» **EXERCISE AIM**
List each line of the data that holds the string "Standard", please.

start DATA TO PROCESS

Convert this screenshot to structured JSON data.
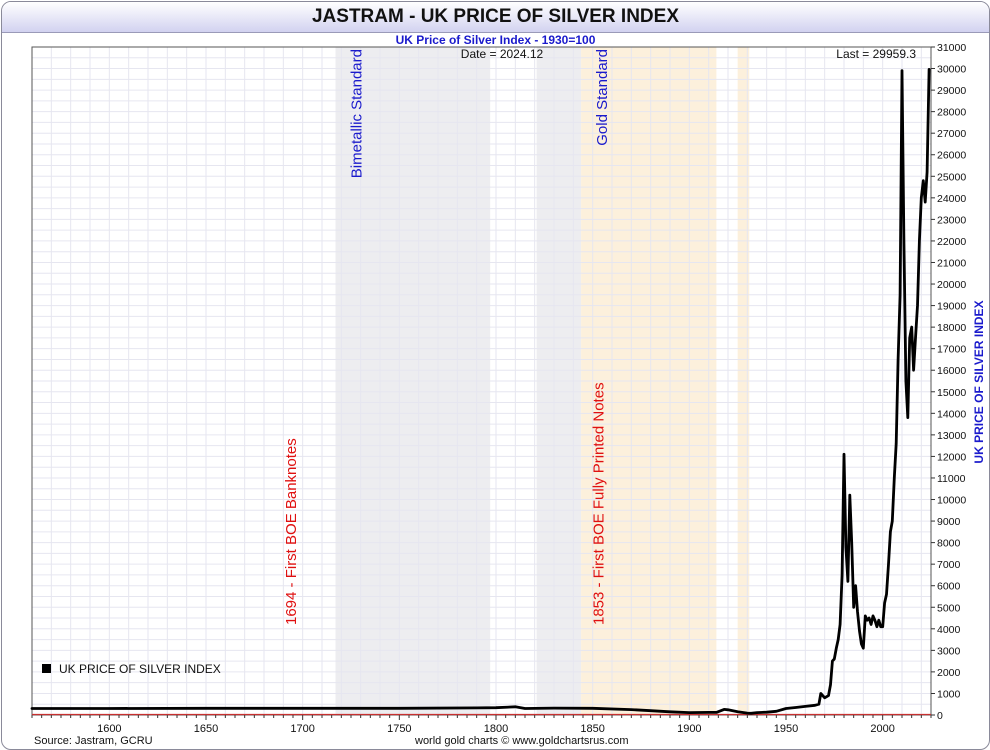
{
  "chart_data": {
    "type": "line",
    "title": "JASTRAM - UK PRICE OF SILVER INDEX",
    "subtitle": "UK Price of Silver Index - 1930=100",
    "ylabel": "UK PRICE OF SILVER INDEX",
    "ylim": [
      0,
      31000
    ],
    "xlim": [
      1560,
      2025
    ],
    "grid": true,
    "legend": {
      "position": "bottom-left",
      "entries": [
        "UK PRICE OF SILVER INDEX"
      ]
    },
    "date_label": "Date = 2024.12",
    "last_label": "Last = 29959.3",
    "source": "Source: Jastram, GCRU",
    "credit": "world gold charts © www.goldchartsrus.com",
    "x_ticks": [
      1600,
      1650,
      1700,
      1750,
      1800,
      1850,
      1900,
      1950,
      2000
    ],
    "y_ticks": [
      0,
      1000,
      2000,
      3000,
      4000,
      5000,
      6000,
      7000,
      8000,
      9000,
      10000,
      11000,
      12000,
      13000,
      14000,
      15000,
      16000,
      17000,
      18000,
      19000,
      20000,
      21000,
      22000,
      23000,
      24000,
      25000,
      26000,
      27000,
      28000,
      29000,
      30000,
      31000
    ],
    "regions": [
      {
        "x0": 1717,
        "x1": 1797,
        "color": "#ededf0",
        "label": "Bimetallic Standard"
      },
      {
        "x0": 1821,
        "x1": 1844,
        "color": "#ededf0",
        "label": ""
      },
      {
        "x0": 1844,
        "x1": 1914,
        "color": "#fcf0dc",
        "label": "Gold Standard"
      },
      {
        "x0": 1925,
        "x1": 1931,
        "color": "#fcf0dc",
        "label": ""
      }
    ],
    "annotations": [
      {
        "text": "1694 - First BOE Banknotes",
        "x": 1694
      },
      {
        "text": "1853 - First BOE Fully Printed Notes",
        "x": 1853
      }
    ],
    "series": [
      {
        "name": "UK PRICE OF SILVER INDEX",
        "color": "#000000",
        "points": [
          [
            1560,
            300
          ],
          [
            1600,
            300
          ],
          [
            1650,
            310
          ],
          [
            1700,
            310
          ],
          [
            1750,
            310
          ],
          [
            1790,
            330
          ],
          [
            1800,
            340
          ],
          [
            1810,
            380
          ],
          [
            1815,
            300
          ],
          [
            1830,
            320
          ],
          [
            1850,
            310
          ],
          [
            1870,
            250
          ],
          [
            1880,
            200
          ],
          [
            1890,
            150
          ],
          [
            1900,
            110
          ],
          [
            1910,
            120
          ],
          [
            1914,
            120
          ],
          [
            1918,
            260
          ],
          [
            1920,
            240
          ],
          [
            1925,
            150
          ],
          [
            1930,
            90
          ],
          [
            1932,
            80
          ],
          [
            1935,
            110
          ],
          [
            1940,
            130
          ],
          [
            1945,
            170
          ],
          [
            1950,
            300
          ],
          [
            1955,
            350
          ],
          [
            1960,
            400
          ],
          [
            1965,
            450
          ],
          [
            1967,
            500
          ],
          [
            1968,
            1000
          ],
          [
            1970,
            800
          ],
          [
            1972,
            900
          ],
          [
            1973,
            1400
          ],
          [
            1974,
            2500
          ],
          [
            1975,
            2600
          ],
          [
            1976,
            3100
          ],
          [
            1977,
            3500
          ],
          [
            1978,
            4200
          ],
          [
            1979,
            6500
          ],
          [
            1980,
            12100
          ],
          [
            1981,
            7800
          ],
          [
            1982,
            6200
          ],
          [
            1983,
            10200
          ],
          [
            1984,
            8000
          ],
          [
            1985,
            5000
          ],
          [
            1986,
            6000
          ],
          [
            1987,
            4800
          ],
          [
            1988,
            3900
          ],
          [
            1989,
            3300
          ],
          [
            1990,
            3100
          ],
          [
            1991,
            4600
          ],
          [
            1992,
            4400
          ],
          [
            1993,
            4500
          ],
          [
            1994,
            4200
          ],
          [
            1995,
            4600
          ],
          [
            1996,
            4400
          ],
          [
            1997,
            4100
          ],
          [
            1998,
            4400
          ],
          [
            1999,
            4100
          ],
          [
            2000,
            4100
          ],
          [
            2001,
            5200
          ],
          [
            2002,
            5600
          ],
          [
            2003,
            7000
          ],
          [
            2004,
            8500
          ],
          [
            2005,
            9000
          ],
          [
            2006,
            11000
          ],
          [
            2007,
            12600
          ],
          [
            2008,
            16500
          ],
          [
            2009,
            19500
          ],
          [
            2010,
            29900
          ],
          [
            2011,
            22000
          ],
          [
            2012,
            15500
          ],
          [
            2013,
            13800
          ],
          [
            2014,
            17500
          ],
          [
            2015,
            18000
          ],
          [
            2016,
            16000
          ],
          [
            2017,
            17500
          ],
          [
            2018,
            19000
          ],
          [
            2019,
            22000
          ],
          [
            2020,
            24000
          ],
          [
            2021,
            24800
          ],
          [
            2022,
            23800
          ],
          [
            2023,
            25200
          ],
          [
            2024,
            29959
          ]
        ]
      }
    ]
  }
}
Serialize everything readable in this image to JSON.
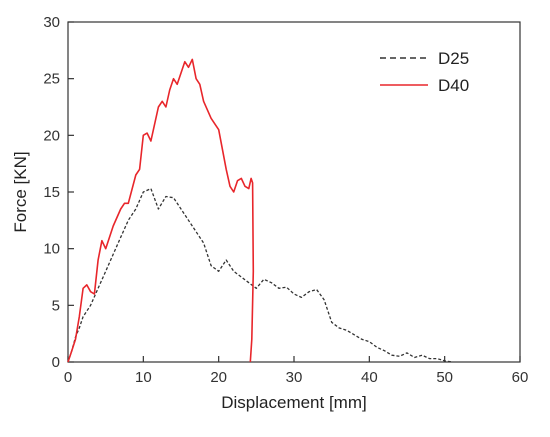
{
  "chart_data": {
    "type": "line",
    "title": "",
    "xlabel": "Displacement [mm]",
    "ylabel": "Force [KN]",
    "xlim": [
      0,
      60
    ],
    "ylim": [
      0,
      30
    ],
    "x_ticks": [
      0,
      10,
      20,
      30,
      40,
      50,
      60
    ],
    "y_ticks": [
      0,
      5,
      10,
      15,
      20,
      25,
      30
    ],
    "x_tick_labels": [
      "0",
      "10",
      "20",
      "30",
      "40",
      "50",
      "60"
    ],
    "y_tick_labels": [
      "0",
      "5",
      "10",
      "15",
      "20",
      "25",
      "30"
    ],
    "grid": false,
    "legend_position": "top-right",
    "series": [
      {
        "name": "D25",
        "color": "#333333",
        "line_style": "dashed",
        "points": [
          [
            0,
            0
          ],
          [
            0.5,
            1.0
          ],
          [
            1.0,
            2.2
          ],
          [
            1.5,
            3.0
          ],
          [
            2.0,
            4.0
          ],
          [
            3.0,
            5.0
          ],
          [
            4.0,
            6.5
          ],
          [
            5.0,
            8.0
          ],
          [
            6.0,
            9.5
          ],
          [
            7.0,
            11.0
          ],
          [
            8.0,
            12.5
          ],
          [
            9.0,
            13.5
          ],
          [
            10.0,
            15.0
          ],
          [
            11.0,
            15.3
          ],
          [
            12.0,
            13.5
          ],
          [
            13.0,
            14.6
          ],
          [
            14.0,
            14.5
          ],
          [
            15.0,
            13.5
          ],
          [
            16.0,
            12.5
          ],
          [
            17.0,
            11.5
          ],
          [
            18.0,
            10.5
          ],
          [
            19.0,
            8.5
          ],
          [
            20.0,
            8.0
          ],
          [
            21.0,
            9.0
          ],
          [
            22.0,
            8.0
          ],
          [
            23.0,
            7.5
          ],
          [
            24.0,
            7.0
          ],
          [
            25.0,
            6.5
          ],
          [
            26.0,
            7.3
          ],
          [
            27.0,
            7.0
          ],
          [
            28.0,
            6.5
          ],
          [
            29.0,
            6.6
          ],
          [
            30.0,
            6.0
          ],
          [
            31.0,
            5.7
          ],
          [
            32.0,
            6.2
          ],
          [
            33.0,
            6.4
          ],
          [
            34.0,
            5.5
          ],
          [
            35.0,
            3.5
          ],
          [
            36.0,
            3.0
          ],
          [
            37.0,
            2.8
          ],
          [
            38.0,
            2.4
          ],
          [
            39.0,
            2.0
          ],
          [
            40.0,
            1.8
          ],
          [
            41.0,
            1.3
          ],
          [
            42.0,
            1.0
          ],
          [
            43.0,
            0.6
          ],
          [
            44.0,
            0.5
          ],
          [
            45.0,
            0.8
          ],
          [
            46.0,
            0.4
          ],
          [
            47.0,
            0.6
          ],
          [
            48.0,
            0.3
          ],
          [
            49.0,
            0.3
          ],
          [
            50.0,
            0.1
          ],
          [
            51.0,
            0.0
          ]
        ]
      },
      {
        "name": "D40",
        "color": "#e8262b",
        "line_style": "solid",
        "points": [
          [
            0,
            0
          ],
          [
            0.5,
            1.0
          ],
          [
            1.0,
            2.0
          ],
          [
            1.5,
            4.0
          ],
          [
            2.0,
            6.5
          ],
          [
            2.5,
            6.8
          ],
          [
            3.0,
            6.2
          ],
          [
            3.5,
            6.0
          ],
          [
            4.0,
            9.0
          ],
          [
            4.5,
            10.7
          ],
          [
            5.0,
            10.0
          ],
          [
            6.0,
            12.0
          ],
          [
            7.0,
            13.5
          ],
          [
            7.5,
            14.0
          ],
          [
            8.0,
            14.0
          ],
          [
            9.0,
            16.5
          ],
          [
            9.5,
            17.0
          ],
          [
            10.0,
            20.0
          ],
          [
            10.5,
            20.2
          ],
          [
            11.0,
            19.5
          ],
          [
            12.0,
            22.5
          ],
          [
            12.5,
            23.0
          ],
          [
            13.0,
            22.5
          ],
          [
            13.5,
            24.0
          ],
          [
            14.0,
            25.0
          ],
          [
            14.5,
            24.5
          ],
          [
            15.0,
            25.5
          ],
          [
            15.5,
            26.5
          ],
          [
            16.0,
            26.0
          ],
          [
            16.5,
            26.7
          ],
          [
            17.0,
            25.0
          ],
          [
            17.5,
            24.5
          ],
          [
            18.0,
            23.0
          ],
          [
            19.0,
            21.5
          ],
          [
            20.0,
            20.5
          ],
          [
            21.0,
            17.0
          ],
          [
            21.5,
            15.5
          ],
          [
            22.0,
            15.0
          ],
          [
            22.5,
            16.0
          ],
          [
            23.0,
            16.2
          ],
          [
            23.5,
            15.5
          ],
          [
            24.0,
            15.3
          ],
          [
            24.3,
            16.2
          ],
          [
            24.5,
            15.8
          ],
          [
            24.6,
            8.0
          ],
          [
            24.4,
            2.0
          ],
          [
            24.2,
            0.0
          ]
        ]
      }
    ]
  }
}
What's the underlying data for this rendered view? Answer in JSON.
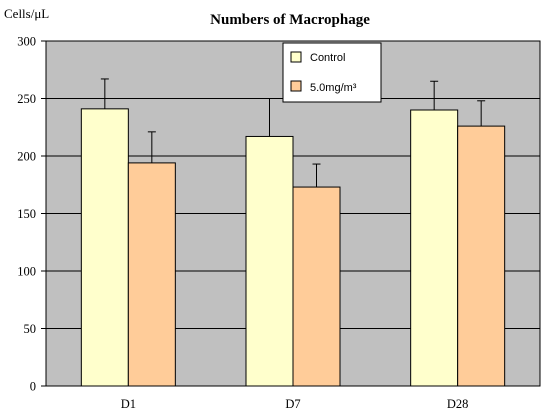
{
  "chart_data": {
    "type": "bar",
    "title": "Numbers of Macrophage",
    "ylabel": "Cells/μL",
    "xlabel": "",
    "categories": [
      "D1",
      "D7",
      "D28"
    ],
    "ylim": [
      0,
      300
    ],
    "yticks": [
      0,
      50,
      100,
      150,
      200,
      250,
      300
    ],
    "grid": true,
    "legend_position": "top-right",
    "background_color": "#c0c0c0",
    "series": [
      {
        "name": "Control",
        "color": "#ffffcc",
        "values": [
          241,
          217,
          240
        ],
        "error": [
          26,
          33,
          25
        ]
      },
      {
        "name": "5.0mg/m³",
        "color": "#ffcc99",
        "values": [
          194,
          173,
          226
        ],
        "error": [
          27,
          20,
          22
        ]
      }
    ]
  }
}
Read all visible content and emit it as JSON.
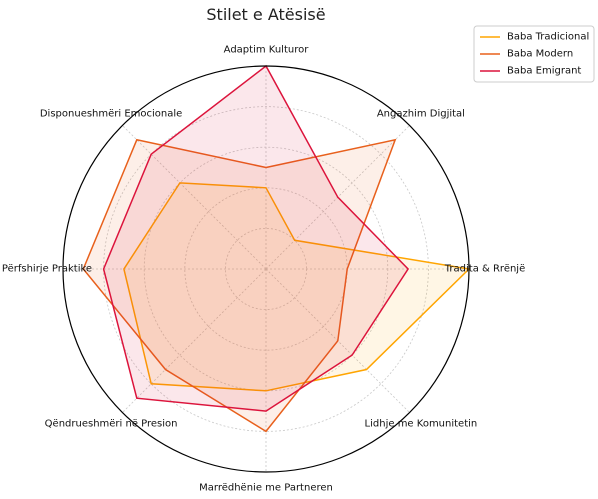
{
  "chart_data": {
    "type": "radar",
    "title": "Stilet e Atësisë",
    "axes": [
      "Adaptim Kulturor",
      "Angazhim Digjital",
      "Tradita & Rrënjë",
      "Lidhje me Komunitetin",
      "Marrëdhënie me Partneren",
      "Qëndrueshmëri në Presion",
      "Përfshirje Praktike",
      "Disponueshmëri Emocionale"
    ],
    "rmax": 10,
    "grid": true,
    "legend_position": "top-right",
    "series": [
      {
        "name": "Baba Tradicional",
        "color": "#FFA500",
        "fill_opacity": 0.1,
        "values": [
          4,
          2,
          10,
          7,
          6,
          8,
          7,
          6
        ]
      },
      {
        "name": "Baba Modern",
        "color": "#E8601C",
        "fill_opacity": 0.1,
        "values": [
          5,
          9,
          4,
          5,
          8,
          7,
          9,
          9
        ]
      },
      {
        "name": "Baba Emigrant",
        "color": "#DC143C",
        "fill_opacity": 0.1,
        "values": [
          10,
          5,
          7,
          6,
          7,
          9,
          8,
          8
        ]
      }
    ]
  }
}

end DATA TO PROCESS

» **SOLUTION BELOW**
        "label": "Bimetallic Standard"
        "label": "Gold Standard"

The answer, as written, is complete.